Exercise description: Output the material below in full, exactly as it is.
== Information shown
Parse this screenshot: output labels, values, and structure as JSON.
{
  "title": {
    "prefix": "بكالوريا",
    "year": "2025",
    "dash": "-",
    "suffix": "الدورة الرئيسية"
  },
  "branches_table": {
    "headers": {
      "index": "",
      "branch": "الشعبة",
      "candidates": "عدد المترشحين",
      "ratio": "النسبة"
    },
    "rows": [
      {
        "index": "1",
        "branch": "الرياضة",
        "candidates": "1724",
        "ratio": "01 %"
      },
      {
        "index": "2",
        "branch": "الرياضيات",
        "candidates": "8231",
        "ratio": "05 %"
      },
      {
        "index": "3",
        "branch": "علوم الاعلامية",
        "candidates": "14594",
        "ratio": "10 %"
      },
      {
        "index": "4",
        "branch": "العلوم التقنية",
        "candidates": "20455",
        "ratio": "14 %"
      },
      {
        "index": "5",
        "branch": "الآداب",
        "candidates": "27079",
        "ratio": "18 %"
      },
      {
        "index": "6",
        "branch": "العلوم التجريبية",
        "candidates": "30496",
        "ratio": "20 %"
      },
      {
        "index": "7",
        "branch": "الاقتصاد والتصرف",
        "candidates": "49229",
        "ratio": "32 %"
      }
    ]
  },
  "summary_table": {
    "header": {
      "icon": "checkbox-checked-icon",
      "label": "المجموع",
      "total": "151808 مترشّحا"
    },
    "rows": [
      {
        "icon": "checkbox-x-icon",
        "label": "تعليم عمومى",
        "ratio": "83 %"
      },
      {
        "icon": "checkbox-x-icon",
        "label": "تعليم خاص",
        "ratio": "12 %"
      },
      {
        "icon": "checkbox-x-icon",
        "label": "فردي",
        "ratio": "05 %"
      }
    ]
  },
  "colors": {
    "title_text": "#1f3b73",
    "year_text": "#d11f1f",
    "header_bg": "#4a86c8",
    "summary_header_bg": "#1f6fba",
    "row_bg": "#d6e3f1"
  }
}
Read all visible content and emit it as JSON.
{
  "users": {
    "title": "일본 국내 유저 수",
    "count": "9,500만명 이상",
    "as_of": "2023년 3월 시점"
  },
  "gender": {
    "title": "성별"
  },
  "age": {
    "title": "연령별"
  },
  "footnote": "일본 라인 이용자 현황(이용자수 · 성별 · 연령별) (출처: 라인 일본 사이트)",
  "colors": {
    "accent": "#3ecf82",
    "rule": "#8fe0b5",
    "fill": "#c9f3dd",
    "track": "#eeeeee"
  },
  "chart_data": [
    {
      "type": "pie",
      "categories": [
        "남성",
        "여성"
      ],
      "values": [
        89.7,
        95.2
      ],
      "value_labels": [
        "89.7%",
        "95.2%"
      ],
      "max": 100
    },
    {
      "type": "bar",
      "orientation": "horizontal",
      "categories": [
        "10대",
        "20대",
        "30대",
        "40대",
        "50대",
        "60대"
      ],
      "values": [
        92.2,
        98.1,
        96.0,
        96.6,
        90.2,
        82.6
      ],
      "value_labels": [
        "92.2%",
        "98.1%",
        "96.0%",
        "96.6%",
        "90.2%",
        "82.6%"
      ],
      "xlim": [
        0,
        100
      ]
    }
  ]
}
====
Response to the exercise:
Parse this screenshot: output labels, values, and structure as JSON.
{
  "title": {
    "prefix": "بكالوريا",
    "year": "2025",
    "dash": "-",
    "suffix": "الدورة الرئيسية"
  },
  "branches_table": {
    "headers": {
      "index": "",
      "branch": "الشعبة",
      "candidates": "عدد المترشحين",
      "ratio": "النسبة"
    },
    "rows": [
      {
        "index": "1",
        "branch": "الرياضة",
        "candidates": "1724",
        "ratio": "01 %"
      },
      {
        "index": "2",
        "branch": "الرياضيات",
        "candidates": "8231",
        "ratio": "05 %"
      },
      {
        "index": "3",
        "branch": "علوم الاعلامية",
        "candidates": "14594",
        "ratio": "10 %"
      },
      {
        "index": "4",
        "branch": "العلوم التقنية",
        "candidates": "20455",
        "ratio": "14 %"
      },
      {
        "index": "5",
        "branch": "الآداب",
        "candidates": "27079",
        "ratio": "18 %"
      },
      {
        "index": "6",
        "branch": "العلوم التجريبية",
        "candidates": "30496",
        "ratio": "20 %"
      },
      {
        "index": "7",
        "branch": "الاقتصاد والتصرف",
        "candidates": "49229",
        "ratio": "32 %"
      }
    ]
  },
  "summary_table": {
    "header": {
      "icon": "checkbox-checked-icon",
      "label": "المجموع",
      "total": "151808 مترشّحا"
    },
    "rows": [
      {
        "icon": "checkbox-x-icon",
        "label": "تعليم عمومى",
        "ratio": "83 %"
      },
      {
        "icon": "checkbox-x-icon",
        "label": "تعليم خاص",
        "ratio": "12 %"
      },
      {
        "icon": "checkbox-x-icon",
        "label": "فردي",
        "ratio": "05 %"
      }
    ]
  },
  "colors": {
    "title_text": "#1f3b73",
    "year_text": "#d11f1f",
    "header_bg": "#4a86c8",
    "summary_header_bg": "#1f6fba",
    "row_bg": "#d6e3f1"
  }
}
Read all visible content and emit it as JSON.
{
  "users": {
    "title": "일본 국내 유저 수",
    "count": "9,500만명 이상",
    "as_of": "2023년 3월 시점"
  },
  "gender": {
    "title": "성별"
  },
  "age": {
    "title": "연령별"
  },
  "footnote": "일본 라인 이용자 현황(이용자수 · 성별 · 연령별) (출처: 라인 일본 사이트)",
  "colors": {
    "accent": "#3ecf82",
    "rule": "#8fe0b5",
    "fill": "#c9f3dd",
    "track": "#eeeeee"
  },
  "chart_data": [
    {
      "type": "pie",
      "categories": [
        "남성",
        "여성"
      ],
      "values": [
        89.7,
        95.2
      ],
      "value_labels": [
        "89.7%",
        "95.2%"
      ],
      "max": 100
    },
    {
      "type": "bar",
      "orientation": "horizontal",
      "categories": [
        "10대",
        "20대",
        "30대",
        "40대",
        "50대",
        "60대"
      ],
      "values": [
        92.2,
        98.1,
        96.0,
        96.6,
        90.2,
        82.6
      ],
      "value_labels": [
        "92.2%",
        "98.1%",
        "96.0%",
        "96.6%",
        "90.2%",
        "82.6%"
      ],
      "xlim": [
        0,
        100
      ]
    }
  ]
}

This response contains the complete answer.